Problem statement: Please repeat the part of the oral argument transcript starting at "And if you look" and ending at "Carpet and Flooring.", word for word.

Passage provided:
============================================================

Mr…. Mr. Baker, I have… I have a question on a matter that really upsets me and causes me to wonder how, you know, how much we can rely upon your description here.

You claimed in the petition that the reason your client filed under Chapter 7 rather than 13 was that he was unemployed at the time.

And that he decided to go to 13 after he became employed.

Yet, on… as shown in the supplemental appendix, when he filed under Chapter 7, under penalty of perjury, he said that he was employed, and at the meeting of the creditors, he confirmed under oath that he was employed.

What was it?

Was he employed or not employed?

David G. Baker:

On the petition date itself, he was not.

And if you look at schedule I, which is at page 30 of the supplemental joint appendix, at the bottom line, bottom of the… and it indicates that he was in the process of having a second tenant in his rental property and that he was beginning a job at about the time the petition–

Antonin Scalia:

It says employment, occupation, name of employer: Capital Carpet and Flooring.

How long employed, five months.

Address of employment: Woburn, Massachusetts.

============================================================

Data lines:

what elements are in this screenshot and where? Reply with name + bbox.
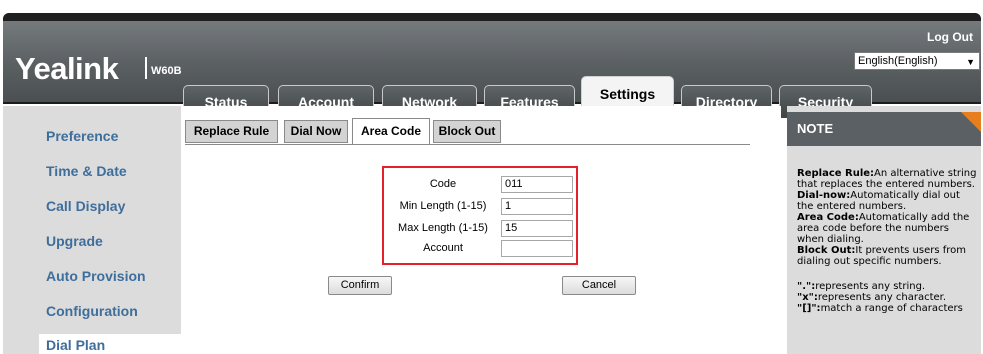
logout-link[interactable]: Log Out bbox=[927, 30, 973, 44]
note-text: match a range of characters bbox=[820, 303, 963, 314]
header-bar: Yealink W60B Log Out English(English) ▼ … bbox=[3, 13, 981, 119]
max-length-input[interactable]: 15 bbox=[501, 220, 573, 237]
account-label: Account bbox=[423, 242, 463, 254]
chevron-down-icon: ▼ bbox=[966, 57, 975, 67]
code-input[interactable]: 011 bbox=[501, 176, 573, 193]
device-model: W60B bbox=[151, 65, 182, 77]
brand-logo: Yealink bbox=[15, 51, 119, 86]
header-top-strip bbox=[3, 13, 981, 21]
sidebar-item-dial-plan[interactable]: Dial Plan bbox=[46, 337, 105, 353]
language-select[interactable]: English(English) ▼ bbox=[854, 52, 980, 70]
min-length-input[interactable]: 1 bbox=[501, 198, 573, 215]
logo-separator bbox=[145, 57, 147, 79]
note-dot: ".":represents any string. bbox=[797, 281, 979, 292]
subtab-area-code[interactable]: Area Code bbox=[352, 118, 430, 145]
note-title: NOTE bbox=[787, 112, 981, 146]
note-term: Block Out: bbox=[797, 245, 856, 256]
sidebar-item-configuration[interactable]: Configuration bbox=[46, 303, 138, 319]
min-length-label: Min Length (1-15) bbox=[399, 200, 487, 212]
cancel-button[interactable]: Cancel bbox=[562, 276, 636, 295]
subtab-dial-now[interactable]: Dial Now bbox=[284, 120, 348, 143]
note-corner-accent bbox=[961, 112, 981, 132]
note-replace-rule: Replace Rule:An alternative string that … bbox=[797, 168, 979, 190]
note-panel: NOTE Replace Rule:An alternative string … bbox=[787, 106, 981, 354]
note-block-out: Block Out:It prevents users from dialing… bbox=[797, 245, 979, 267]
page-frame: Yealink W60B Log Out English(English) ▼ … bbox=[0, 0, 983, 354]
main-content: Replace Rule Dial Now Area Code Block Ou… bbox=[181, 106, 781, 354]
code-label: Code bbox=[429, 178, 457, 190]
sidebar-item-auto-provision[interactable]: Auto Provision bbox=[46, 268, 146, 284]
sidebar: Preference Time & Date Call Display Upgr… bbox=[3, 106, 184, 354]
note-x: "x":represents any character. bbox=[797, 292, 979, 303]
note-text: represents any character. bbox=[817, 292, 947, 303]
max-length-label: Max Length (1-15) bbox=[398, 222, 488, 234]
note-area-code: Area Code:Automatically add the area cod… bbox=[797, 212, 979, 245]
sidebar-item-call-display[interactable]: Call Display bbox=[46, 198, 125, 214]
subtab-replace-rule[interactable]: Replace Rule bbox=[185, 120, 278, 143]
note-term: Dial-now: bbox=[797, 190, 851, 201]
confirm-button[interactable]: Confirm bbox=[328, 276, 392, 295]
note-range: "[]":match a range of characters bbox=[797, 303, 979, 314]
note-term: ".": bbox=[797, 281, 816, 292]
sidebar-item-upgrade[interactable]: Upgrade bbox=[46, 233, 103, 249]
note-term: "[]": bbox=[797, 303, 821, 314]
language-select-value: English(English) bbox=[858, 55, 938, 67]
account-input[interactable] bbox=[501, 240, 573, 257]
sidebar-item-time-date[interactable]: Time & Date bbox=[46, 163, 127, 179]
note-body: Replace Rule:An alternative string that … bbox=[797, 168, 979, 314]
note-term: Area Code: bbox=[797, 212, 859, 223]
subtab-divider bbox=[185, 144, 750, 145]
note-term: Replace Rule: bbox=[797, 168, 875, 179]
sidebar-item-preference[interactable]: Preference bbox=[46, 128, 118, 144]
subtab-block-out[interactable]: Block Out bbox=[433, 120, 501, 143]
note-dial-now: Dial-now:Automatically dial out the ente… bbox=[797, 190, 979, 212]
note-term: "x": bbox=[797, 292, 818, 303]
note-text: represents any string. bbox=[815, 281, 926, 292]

============================================================

Final result:
And if you look at schedule I, which is at page 30 of the supplemental joint appendix, at the bottom line, bottom of the… and it indicates that he was in the process of having a second tenant in his rental property and that he was beginning a job at about the time the petition–

Antonin Scalia:

It says employment, occupation, name of employer: Capital Carpet and Flooring.